→ **Required work**: Select the lines of the records containing the word "Mean" and list them.

→ **Input material**:

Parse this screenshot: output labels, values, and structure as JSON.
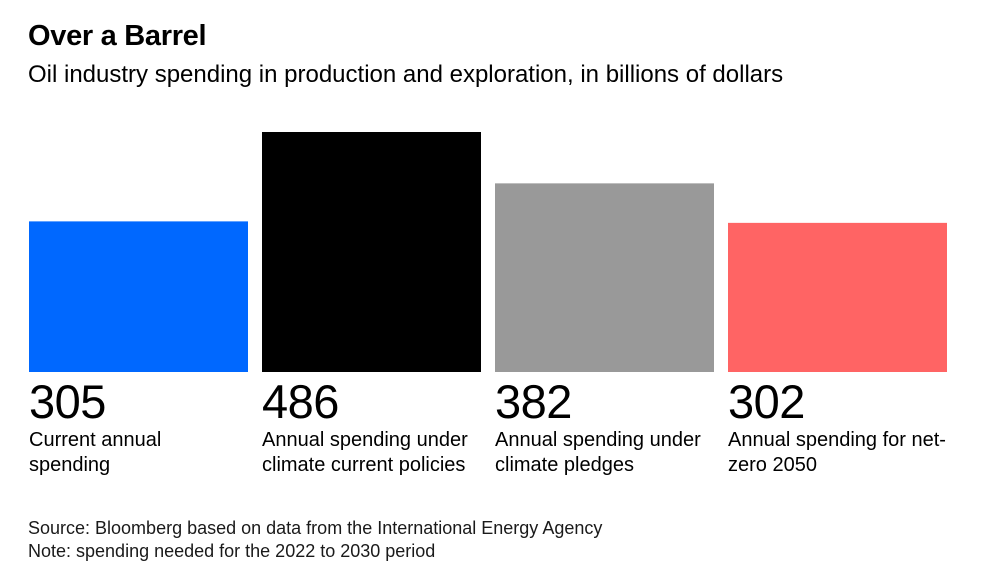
{
  "chart_data": {
    "type": "bar",
    "title": "Over a Barrel",
    "subtitle": "Oil industry spending in production and exploration, in billions of dollars",
    "categories": [
      "Current annual spending",
      "Annual spending under climate current policies",
      "Annual spending under climate pledges",
      "Annual spending for net-zero 2050"
    ],
    "values": [
      305,
      486,
      382,
      302
    ],
    "value_labels": [
      "305",
      "486",
      "382",
      "302"
    ],
    "colors": [
      "#0068ff",
      "#000000",
      "#999999",
      "#ff6464"
    ],
    "ylim": [
      0,
      486
    ],
    "xlabel": "",
    "ylabel": "",
    "grid": false
  },
  "footer": {
    "source": "Source: Bloomberg based on data from the International Energy Agency",
    "note": "Note: spending needed for the 2022 to 2030 period"
  }
}
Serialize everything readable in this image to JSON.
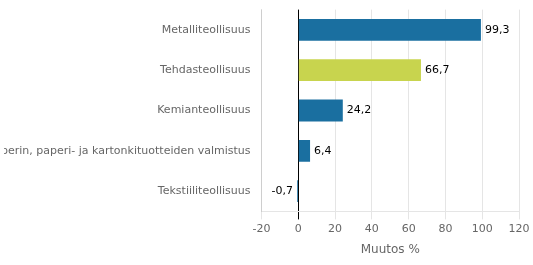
{
  "chart_data": {
    "type": "bar",
    "orientation": "horizontal",
    "categories": [
      "Tekstiiliteollisuus",
      "Paperin, paperi- ja kartonkituotteiden valmistus",
      "Kemianteollisuus",
      "Tehdasteollisuus",
      "Metalliteollisuus"
    ],
    "values": [
      -0.7,
      6.4,
      24.2,
      66.7,
      99.3
    ],
    "value_labels": [
      "-0,7",
      "6,4",
      "24,2",
      "66,7",
      "99,3"
    ],
    "colors": [
      "#1a6fa0",
      "#1a6fa0",
      "#1a6fa0",
      "#c8d44e",
      "#1a6fa0"
    ],
    "xlabel": "Muutos %",
    "xlim": [
      -20,
      120
    ],
    "xticks": [
      -20,
      0,
      20,
      40,
      60,
      80,
      100,
      120
    ],
    "grid": true,
    "data_labels": true
  }
}
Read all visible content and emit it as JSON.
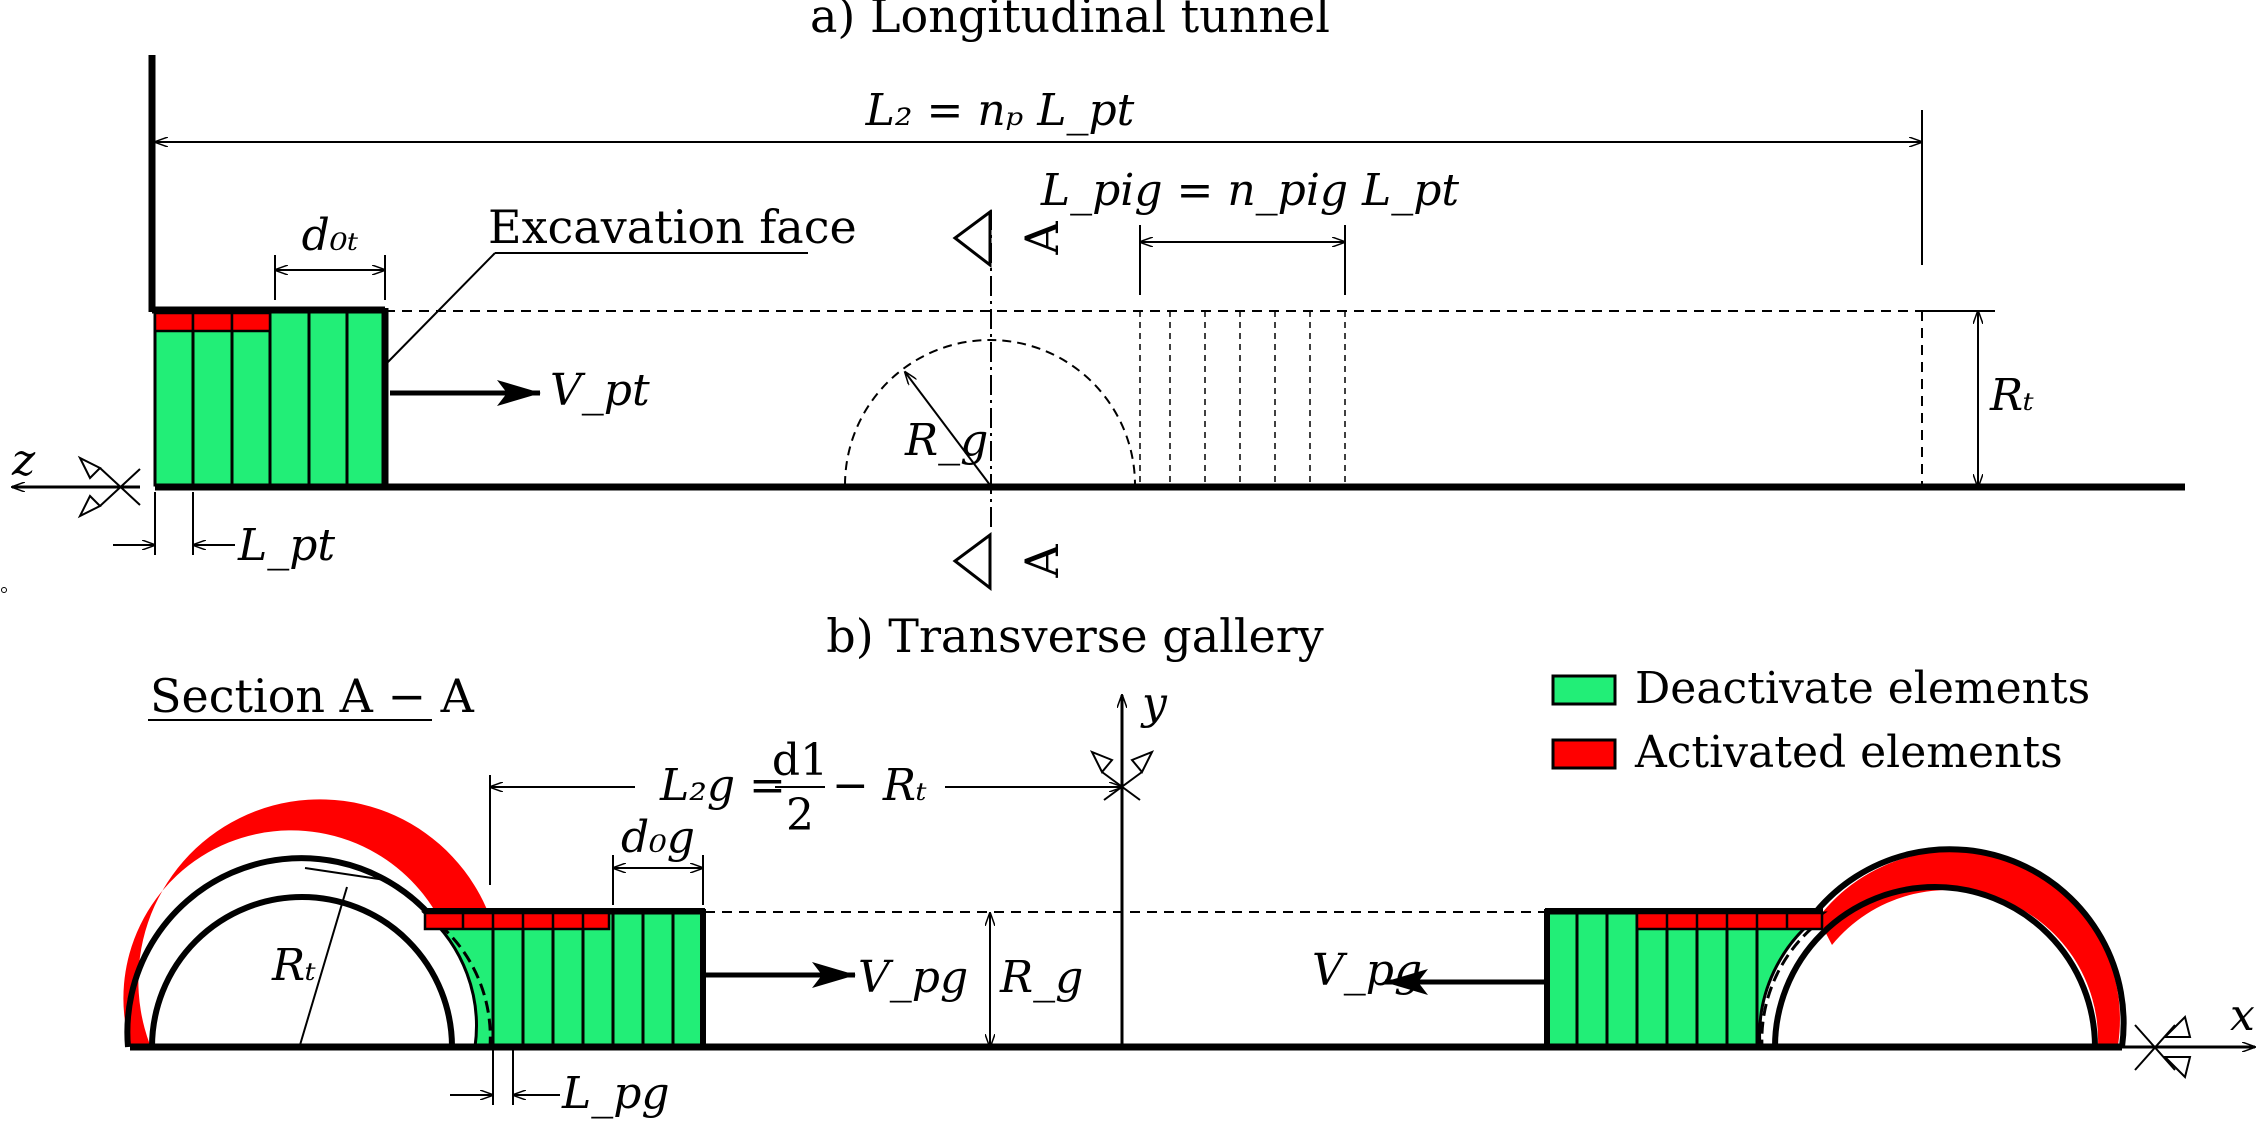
{
  "captions": {
    "a": "a) Longitudinal tunnel",
    "b": "b) Transverse gallery",
    "section": "Section A − A"
  },
  "labels": {
    "excavation_face": "Excavation face",
    "L2": "L₂ = nₚ L_pt",
    "Lpig": "L_pig = n_pig L_pt",
    "d0t": "d₀ₜ",
    "Vpt": "V_pt",
    "Rg": "R_g",
    "Rt": "Rₜ",
    "Lpt": "L_pt",
    "z": "z",
    "A_top": "A",
    "A_bottom": "A",
    "L2g_lhs": "L₂g =",
    "L2g_num": "d1",
    "L2g_den": "2",
    "L2g_rhs": "− Rₜ",
    "d0g": "d₀g",
    "Vpg_left": "V_pg",
    "Vpg_right": "V_pg",
    "Rg_gallery": "R_g",
    "Rt_gallery": "Rₜ",
    "Lpg": "L_pg",
    "x": "x",
    "y": "y"
  },
  "legend": [
    {
      "label": "Deactivate elements",
      "color": "#22ee77"
    },
    {
      "label": "Activated elements",
      "color": "#ff0000"
    }
  ],
  "colors": {
    "deactivated": "#22ee77",
    "activated": "#ff0000",
    "line": "#000000"
  }
}
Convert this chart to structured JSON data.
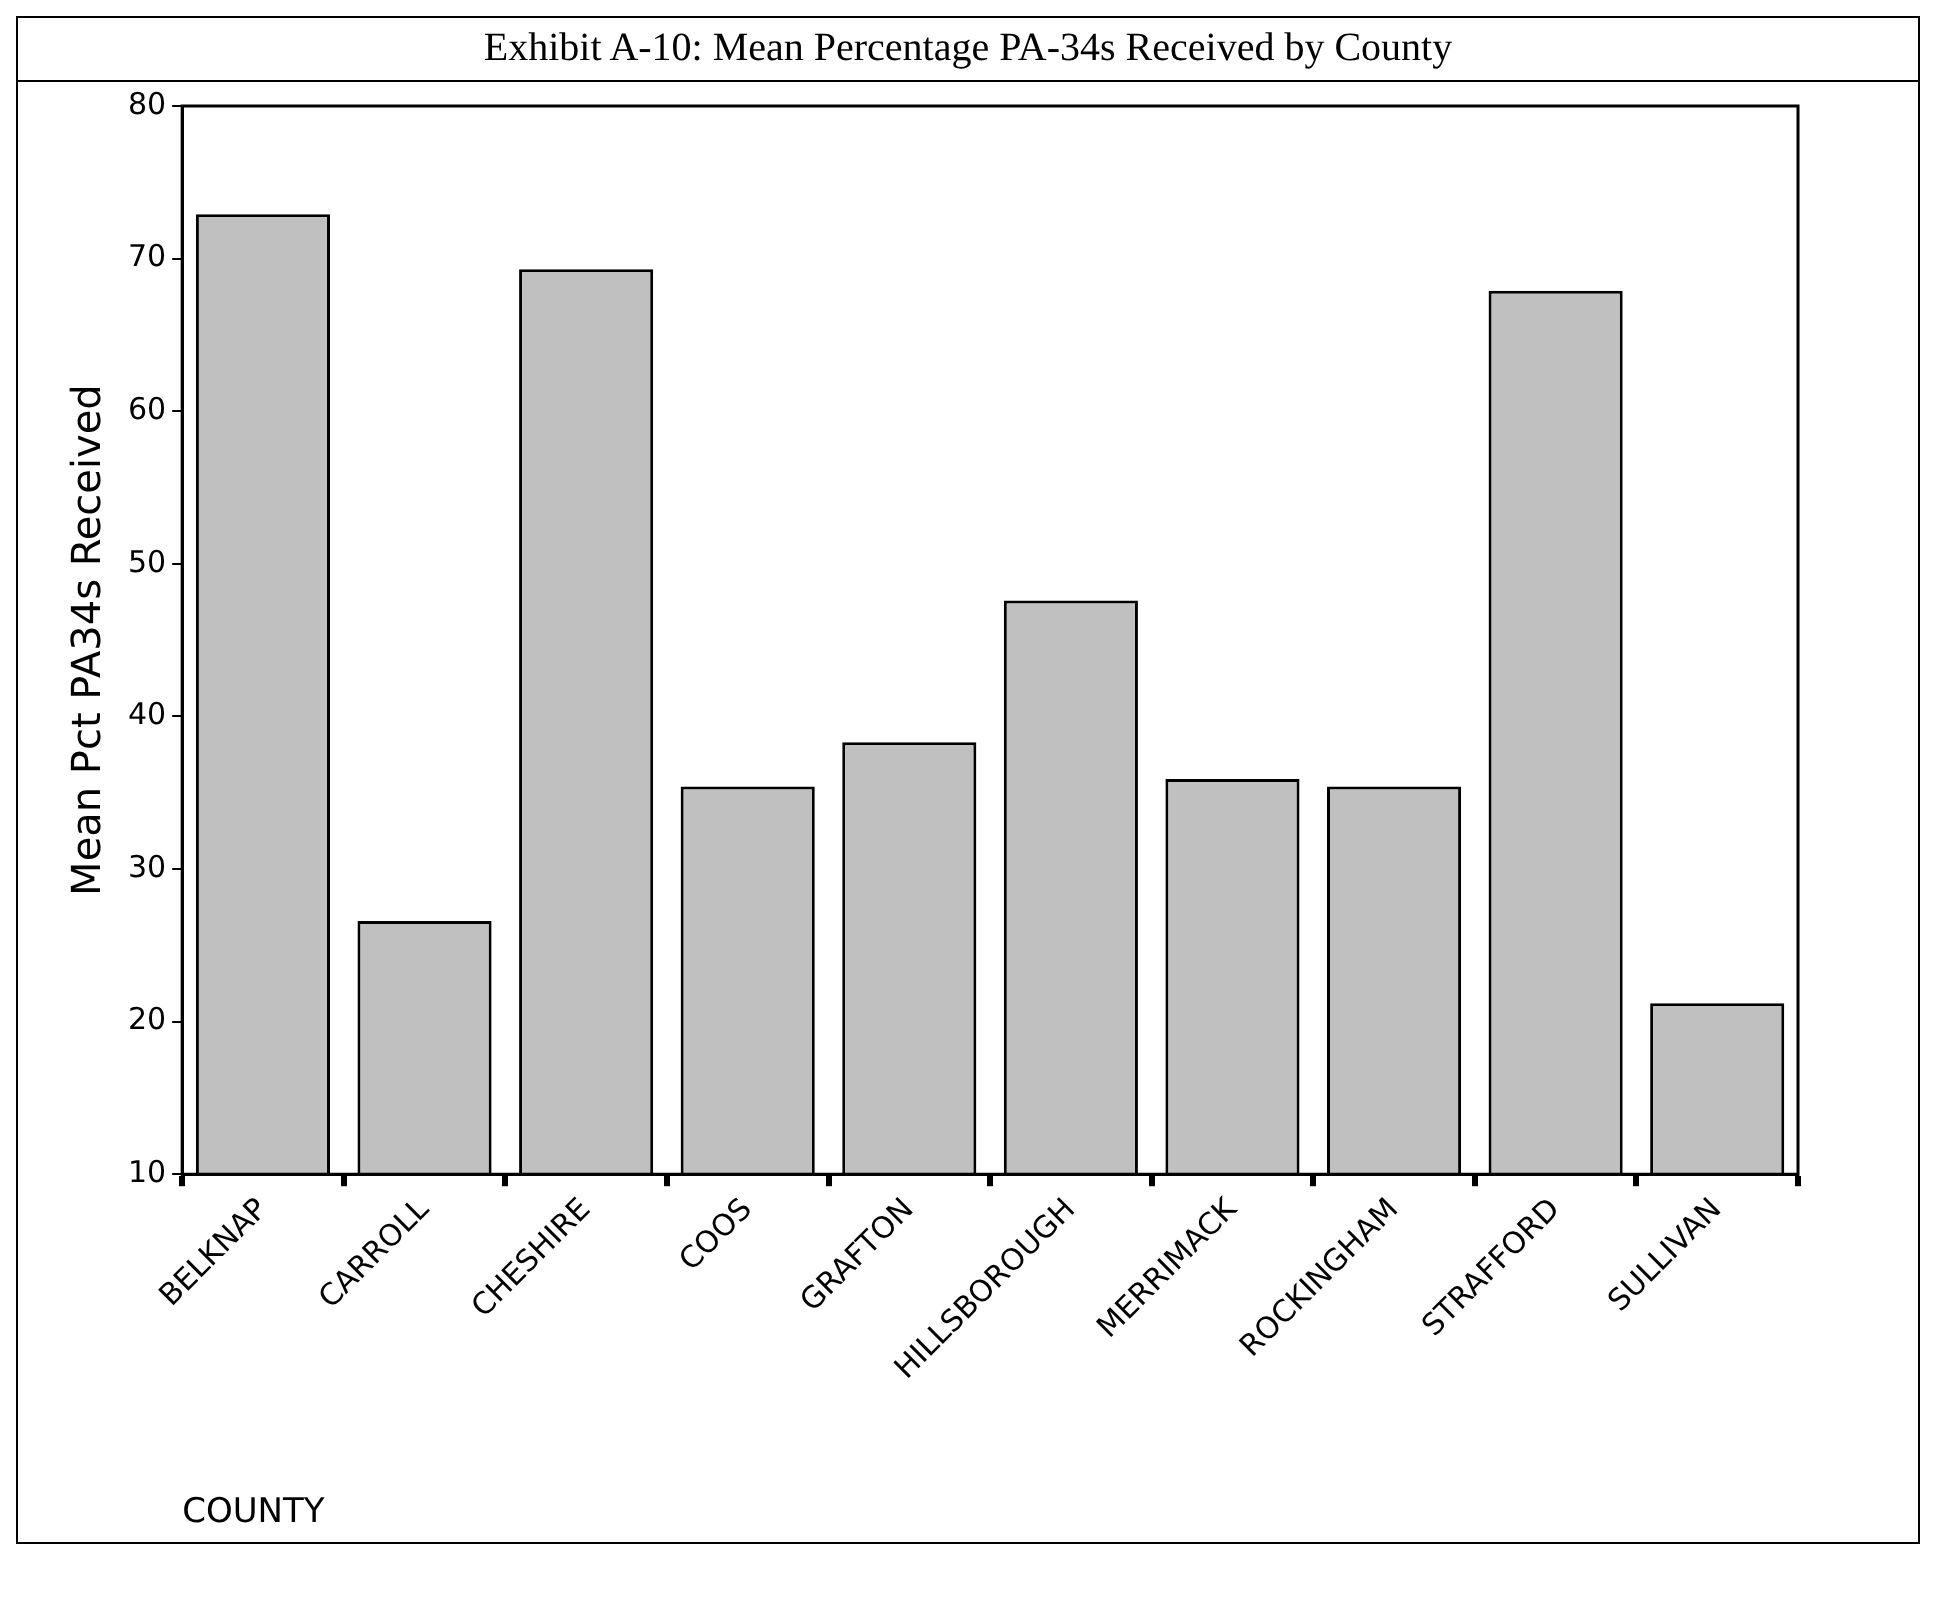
{
  "chart_data": {
    "type": "bar",
    "title": "Exhibit A-10:  Mean Percentage PA-34s Received by County",
    "xlabel": "COUNTY",
    "ylabel": "Mean Pct PA34s Received",
    "categories": [
      "BELKNAP",
      "CARROLL",
      "CHESHIRE",
      "COOS",
      "GRAFTON",
      "HILLSBOROUGH",
      "MERRIMACK",
      "ROCKINGHAM",
      "STRAFFORD",
      "SULLIVAN"
    ],
    "values": [
      72.9,
      26.6,
      69.3,
      35.4,
      38.3,
      47.6,
      35.9,
      35.4,
      67.9,
      21.2
    ],
    "color": "#c0c0c0",
    "ylim": [
      10,
      80
    ],
    "yticks": [
      10,
      20,
      30,
      40,
      50,
      60,
      70,
      80
    ],
    "grid": false
  }
}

→ **Exercise response**:
    "title": "Exhibit A-10:  Mean Percentage PA-34s Received by County",
    "ylabel": "Mean Pct PA34s Received",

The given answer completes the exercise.